(What needs to be done) Pull out every line from the listing that has the word "設立時理事".

[Stored entries]
━━━━━━━━━━━━━━━━
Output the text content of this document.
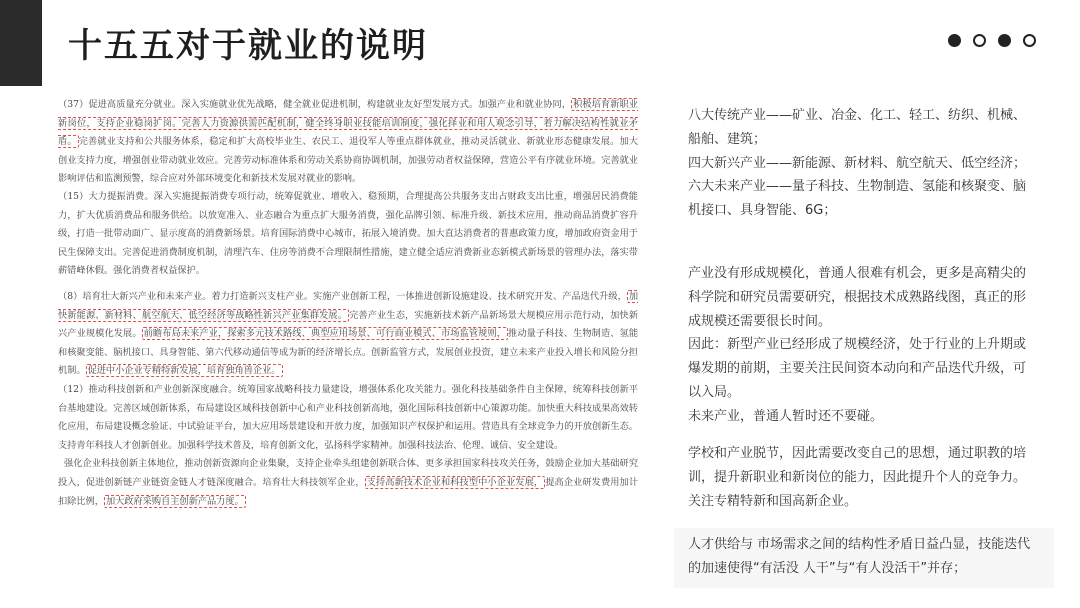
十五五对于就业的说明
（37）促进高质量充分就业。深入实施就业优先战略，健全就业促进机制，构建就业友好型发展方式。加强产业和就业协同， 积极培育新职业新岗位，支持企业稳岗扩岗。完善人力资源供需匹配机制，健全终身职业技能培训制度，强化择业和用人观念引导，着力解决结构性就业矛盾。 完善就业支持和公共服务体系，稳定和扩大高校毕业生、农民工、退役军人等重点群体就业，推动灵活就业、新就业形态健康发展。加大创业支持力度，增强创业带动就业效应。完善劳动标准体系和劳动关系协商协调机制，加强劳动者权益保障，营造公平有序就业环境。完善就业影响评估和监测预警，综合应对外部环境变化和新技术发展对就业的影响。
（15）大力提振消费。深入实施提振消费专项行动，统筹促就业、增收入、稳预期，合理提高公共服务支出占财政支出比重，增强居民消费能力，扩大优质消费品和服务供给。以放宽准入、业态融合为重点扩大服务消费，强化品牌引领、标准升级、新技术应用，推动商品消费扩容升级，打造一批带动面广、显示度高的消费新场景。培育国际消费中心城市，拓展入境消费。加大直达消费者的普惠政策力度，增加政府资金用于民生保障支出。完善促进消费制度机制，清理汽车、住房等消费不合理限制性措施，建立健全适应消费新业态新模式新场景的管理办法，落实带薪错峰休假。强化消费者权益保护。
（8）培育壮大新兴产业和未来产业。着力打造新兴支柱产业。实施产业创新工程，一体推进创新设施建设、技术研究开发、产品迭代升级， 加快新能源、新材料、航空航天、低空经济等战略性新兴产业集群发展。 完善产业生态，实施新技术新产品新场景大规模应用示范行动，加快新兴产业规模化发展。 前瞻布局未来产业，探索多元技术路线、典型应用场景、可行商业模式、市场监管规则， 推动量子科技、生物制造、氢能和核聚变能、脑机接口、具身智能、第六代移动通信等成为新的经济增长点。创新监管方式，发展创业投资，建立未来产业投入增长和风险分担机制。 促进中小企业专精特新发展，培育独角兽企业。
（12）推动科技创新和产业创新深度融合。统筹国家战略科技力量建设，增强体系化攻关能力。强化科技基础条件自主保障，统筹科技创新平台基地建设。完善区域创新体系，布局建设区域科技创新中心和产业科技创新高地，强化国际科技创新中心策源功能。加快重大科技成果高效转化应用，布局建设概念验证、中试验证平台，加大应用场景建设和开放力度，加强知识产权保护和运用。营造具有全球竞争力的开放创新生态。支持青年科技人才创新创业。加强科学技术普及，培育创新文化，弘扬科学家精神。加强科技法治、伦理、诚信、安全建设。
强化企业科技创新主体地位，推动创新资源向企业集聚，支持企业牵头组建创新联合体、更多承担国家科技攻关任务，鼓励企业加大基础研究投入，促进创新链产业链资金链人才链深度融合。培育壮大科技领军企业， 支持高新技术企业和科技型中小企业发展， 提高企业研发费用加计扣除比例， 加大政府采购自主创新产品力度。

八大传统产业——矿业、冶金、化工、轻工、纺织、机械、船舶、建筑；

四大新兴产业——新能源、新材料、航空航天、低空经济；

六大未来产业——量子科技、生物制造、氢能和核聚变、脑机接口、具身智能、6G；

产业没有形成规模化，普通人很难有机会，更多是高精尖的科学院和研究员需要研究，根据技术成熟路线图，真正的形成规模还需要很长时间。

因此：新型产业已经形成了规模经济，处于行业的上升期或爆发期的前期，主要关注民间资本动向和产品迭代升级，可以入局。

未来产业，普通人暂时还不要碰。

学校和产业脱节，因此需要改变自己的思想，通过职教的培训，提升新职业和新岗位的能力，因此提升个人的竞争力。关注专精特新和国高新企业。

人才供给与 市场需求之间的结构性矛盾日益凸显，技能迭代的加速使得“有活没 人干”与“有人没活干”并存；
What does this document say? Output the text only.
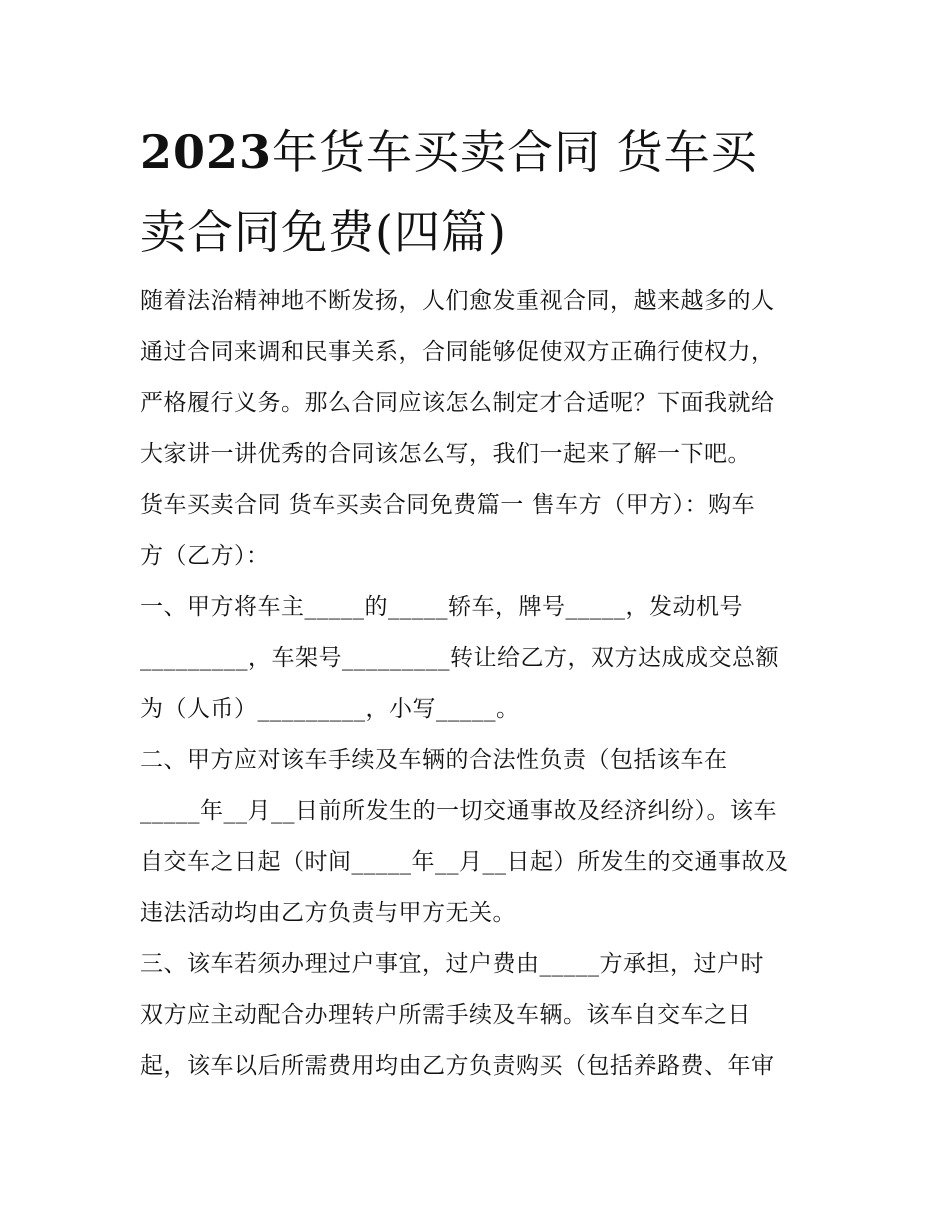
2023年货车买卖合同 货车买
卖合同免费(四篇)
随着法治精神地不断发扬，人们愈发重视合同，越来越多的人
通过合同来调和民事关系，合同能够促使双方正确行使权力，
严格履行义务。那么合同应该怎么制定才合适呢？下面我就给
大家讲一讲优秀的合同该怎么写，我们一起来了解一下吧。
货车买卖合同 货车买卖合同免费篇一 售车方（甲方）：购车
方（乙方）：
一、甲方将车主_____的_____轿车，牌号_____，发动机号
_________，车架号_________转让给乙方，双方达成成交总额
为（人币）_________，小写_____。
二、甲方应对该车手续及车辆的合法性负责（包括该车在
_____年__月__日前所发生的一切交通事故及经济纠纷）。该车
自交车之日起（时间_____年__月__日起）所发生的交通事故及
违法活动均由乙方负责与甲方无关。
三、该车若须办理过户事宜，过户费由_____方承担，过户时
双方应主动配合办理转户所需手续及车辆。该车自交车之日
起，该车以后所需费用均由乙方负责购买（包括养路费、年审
━━━━━━━━━━━━━━━━
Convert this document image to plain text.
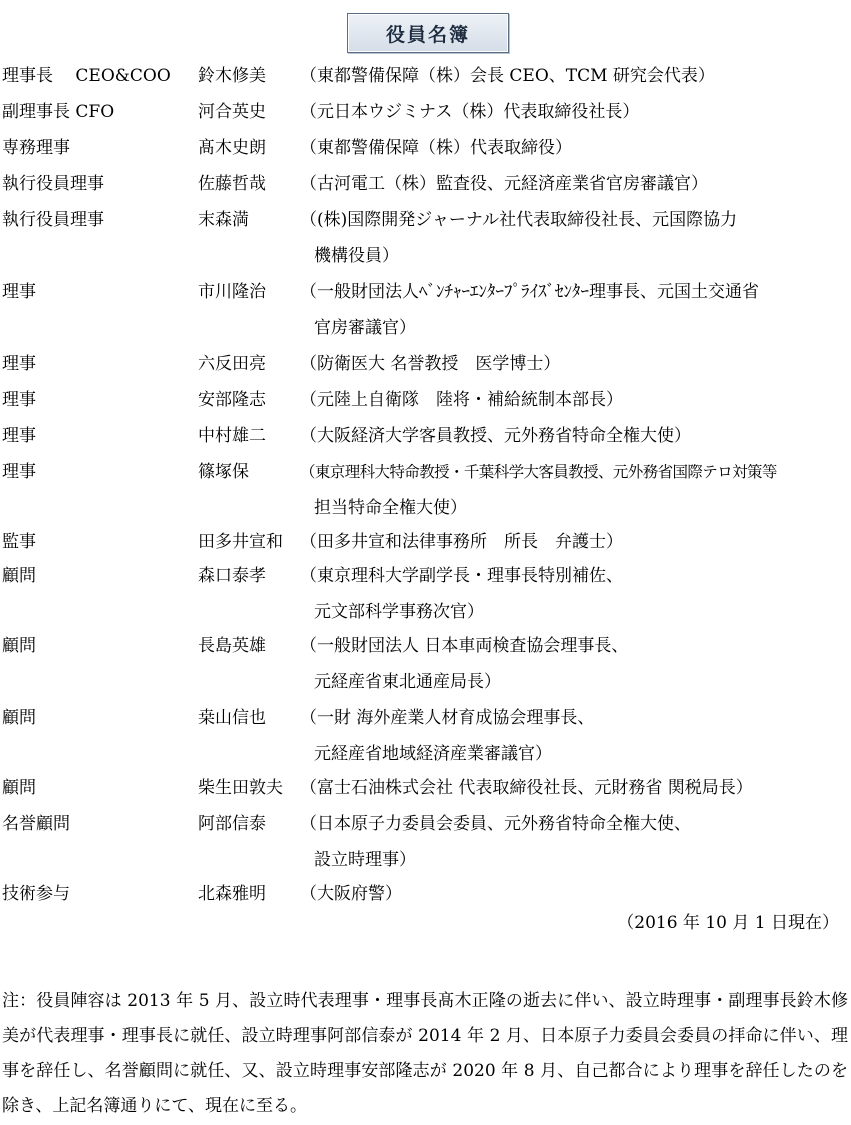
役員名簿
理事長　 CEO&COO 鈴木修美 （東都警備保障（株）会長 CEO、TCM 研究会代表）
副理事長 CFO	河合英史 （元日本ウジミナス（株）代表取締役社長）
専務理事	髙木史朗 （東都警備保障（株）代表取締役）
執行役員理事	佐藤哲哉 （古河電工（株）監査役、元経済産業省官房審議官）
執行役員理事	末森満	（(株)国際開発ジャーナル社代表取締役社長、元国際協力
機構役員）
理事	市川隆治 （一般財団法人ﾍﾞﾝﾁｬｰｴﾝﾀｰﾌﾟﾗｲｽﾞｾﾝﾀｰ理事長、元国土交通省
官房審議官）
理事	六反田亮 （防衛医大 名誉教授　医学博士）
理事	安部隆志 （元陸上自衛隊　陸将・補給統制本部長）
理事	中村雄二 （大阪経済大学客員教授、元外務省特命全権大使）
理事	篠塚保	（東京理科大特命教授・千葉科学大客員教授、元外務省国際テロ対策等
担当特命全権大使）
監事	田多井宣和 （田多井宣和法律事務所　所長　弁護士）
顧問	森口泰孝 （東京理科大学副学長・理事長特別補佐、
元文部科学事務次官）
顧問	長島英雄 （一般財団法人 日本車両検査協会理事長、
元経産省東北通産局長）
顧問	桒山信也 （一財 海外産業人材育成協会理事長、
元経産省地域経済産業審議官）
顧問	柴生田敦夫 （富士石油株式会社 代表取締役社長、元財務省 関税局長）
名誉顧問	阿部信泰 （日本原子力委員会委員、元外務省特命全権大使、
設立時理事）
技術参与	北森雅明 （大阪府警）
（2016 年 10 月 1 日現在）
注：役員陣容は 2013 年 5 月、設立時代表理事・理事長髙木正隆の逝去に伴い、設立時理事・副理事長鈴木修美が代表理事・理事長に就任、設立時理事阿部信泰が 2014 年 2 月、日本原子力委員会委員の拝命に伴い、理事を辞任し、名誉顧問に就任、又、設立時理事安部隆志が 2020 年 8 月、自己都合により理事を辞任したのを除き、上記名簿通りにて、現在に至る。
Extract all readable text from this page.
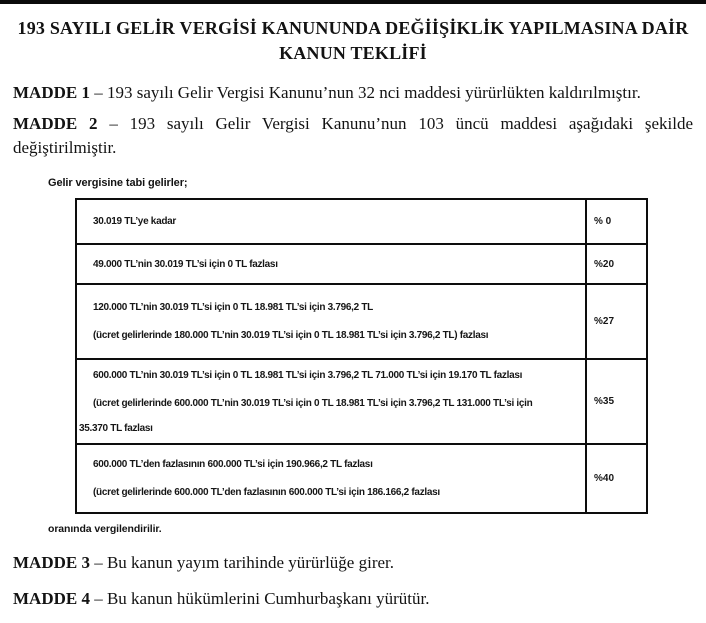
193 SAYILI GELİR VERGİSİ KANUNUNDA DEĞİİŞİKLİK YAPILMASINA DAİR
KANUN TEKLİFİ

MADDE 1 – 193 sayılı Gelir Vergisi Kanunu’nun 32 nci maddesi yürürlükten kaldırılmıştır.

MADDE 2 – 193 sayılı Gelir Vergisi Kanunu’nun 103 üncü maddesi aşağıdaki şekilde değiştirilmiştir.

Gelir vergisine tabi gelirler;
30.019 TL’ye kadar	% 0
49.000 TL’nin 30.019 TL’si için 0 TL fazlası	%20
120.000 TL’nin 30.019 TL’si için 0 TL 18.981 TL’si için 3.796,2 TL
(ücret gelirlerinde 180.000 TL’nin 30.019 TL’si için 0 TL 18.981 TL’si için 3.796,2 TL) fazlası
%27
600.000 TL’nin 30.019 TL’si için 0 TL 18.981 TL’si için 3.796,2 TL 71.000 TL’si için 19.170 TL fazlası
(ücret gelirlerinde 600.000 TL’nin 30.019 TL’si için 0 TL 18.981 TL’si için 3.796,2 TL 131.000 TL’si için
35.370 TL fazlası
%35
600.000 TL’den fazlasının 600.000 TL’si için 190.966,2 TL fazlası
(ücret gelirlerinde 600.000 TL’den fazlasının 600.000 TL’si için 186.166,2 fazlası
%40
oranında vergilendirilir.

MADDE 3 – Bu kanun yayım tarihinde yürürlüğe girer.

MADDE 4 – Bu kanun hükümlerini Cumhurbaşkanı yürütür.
━━━━━━━━━━━━━━━━
(Result of the exercise)
設立時理事）
注：役員陣容は 2013 年 5 月、設立時代表理事・理事長髙木正隆の逝去に伴い、設立時理事・副理事長鈴木修美が代表理事・理事長に就任、設立時理事阿部信泰が 2014 年 2 月、日本原子力委員会委員の拝命に伴い、理事を辞任し、名誉顧問に就任、又、設立時理事安部隆志が 2020 年 8 月、自己都合により理事を辞任したのを除き、上記名簿通りにて、現在に至る。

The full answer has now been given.